**Records for the exercise**
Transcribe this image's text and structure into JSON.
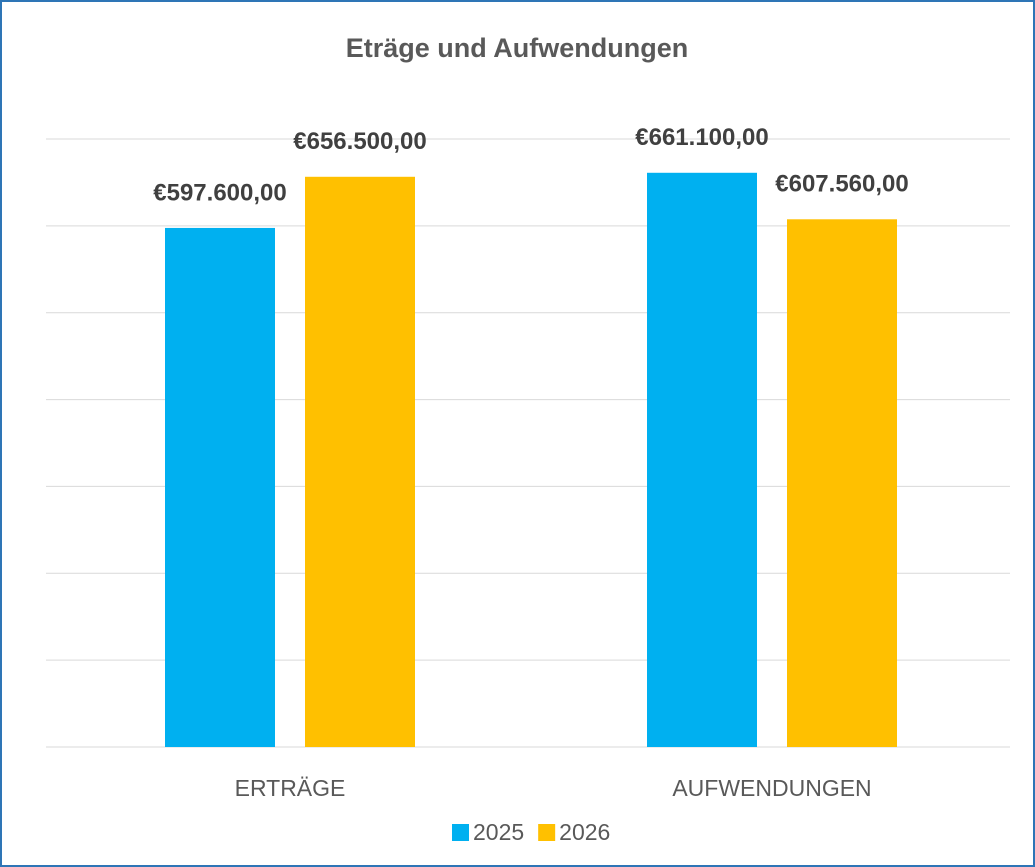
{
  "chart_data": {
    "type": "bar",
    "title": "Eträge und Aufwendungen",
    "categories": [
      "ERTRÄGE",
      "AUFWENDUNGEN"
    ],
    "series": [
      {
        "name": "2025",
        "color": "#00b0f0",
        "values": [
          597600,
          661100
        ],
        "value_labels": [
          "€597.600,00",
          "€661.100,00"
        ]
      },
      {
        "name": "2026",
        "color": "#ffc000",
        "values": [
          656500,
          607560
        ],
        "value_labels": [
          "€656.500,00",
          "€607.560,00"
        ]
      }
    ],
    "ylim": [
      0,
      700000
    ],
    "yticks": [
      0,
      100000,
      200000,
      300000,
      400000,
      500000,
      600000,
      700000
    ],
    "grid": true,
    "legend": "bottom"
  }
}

**What the task requires**
Please transcribe the material above exactly as written. Leave the pictures out.

**Complete output**
Transcribe this image's text and structure into JSON.
{
  "chart_data": {
    "type": "bar",
    "title": "Eträge und Aufwendungen",
    "categories": [
      "ERTRÄGE",
      "AUFWENDUNGEN"
    ],
    "series": [
      {
        "name": "2025",
        "color": "#00b0f0",
        "values": [
          597600,
          661100
        ],
        "value_labels": [
          "€597.600,00",
          "€661.100,00"
        ]
      },
      {
        "name": "2026",
        "color": "#ffc000",
        "values": [
          656500,
          607560
        ],
        "value_labels": [
          "€656.500,00",
          "€607.560,00"
        ]
      }
    ],
    "ylim": [
      0,
      700000
    ],
    "yticks": [
      0,
      100000,
      200000,
      300000,
      400000,
      500000,
      600000,
      700000
    ],
    "grid": true,
    "legend": "bottom"
  }
}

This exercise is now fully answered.